**What you have to do**. Without the images, write out all of the following entries exactly.

● ● ● ●

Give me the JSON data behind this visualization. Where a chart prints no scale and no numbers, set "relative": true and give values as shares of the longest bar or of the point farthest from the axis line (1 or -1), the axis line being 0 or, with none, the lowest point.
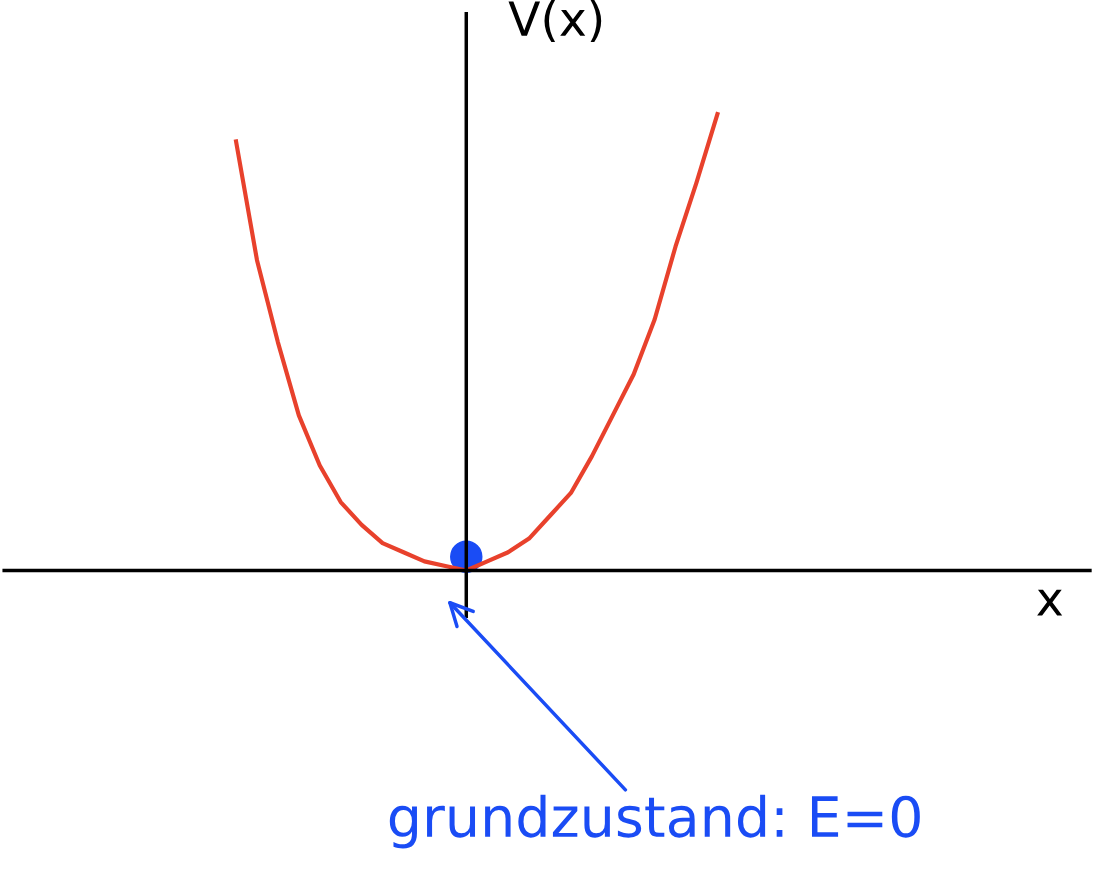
{
  "chart_data": {
    "type": "line",
    "relative": true,
    "ylabel": "V(x)",
    "categories": [
      null,
      null,
      null,
      null,
      null,
      null,
      null,
      null,
      null,
      null,
      null,
      null,
      null,
      null,
      null,
      null,
      null,
      null,
      null,
      null,
      null,
      null,
      null,
      null
    ],
    "series": [
      {
        "color": "#e8412c",
        "values": [
          0.94,
          0.68,
          0.5,
          0.34,
          0.23,
          0.15,
          0.1,
          0.06,
          0.04,
          0.02,
          0.01,
          0,
          0.02,
          0.04,
          0.07,
          0.12,
          0.17,
          0.25,
          0.34,
          0.43,
          0.55,
          0.71,
          0.85,
          1.0
        ]
      }
    ],
    "annotations": [
      "grundzustand: E=0",
      "x"
    ],
    "legend": false
  }
}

● ● ● ●

**Response to this exercise**.
Give me the JSON data behind this visualization. Where a chart prints no scale and no numbers, set "relative": true and give values as shares of the longest bar or of the point farthest from the axis line (1 or -1), the axis line being 0 or, with none, the lowest point.
{
  "chart_data": {
    "type": "line",
    "relative": true,
    "ylabel": "V(x)",
    "categories": [
      null,
      null,
      null,
      null,
      null,
      null,
      null,
      null,
      null,
      null,
      null,
      null,
      null,
      null,
      null,
      null,
      null,
      null,
      null,
      null,
      null,
      null,
      null,
      null
    ],
    "series": [
      {
        "color": "#e8412c",
        "values": [
          0.94,
          0.68,
          0.5,
          0.34,
          0.23,
          0.15,
          0.1,
          0.06,
          0.04,
          0.02,
          0.01,
          0,
          0.02,
          0.04,
          0.07,
          0.12,
          0.17,
          0.25,
          0.34,
          0.43,
          0.55,
          0.71,
          0.85,
          1.0
        ]
      }
    ],
    "annotations": [
      "grundzustand: E=0",
      "x"
    ],
    "legend": false
  }
}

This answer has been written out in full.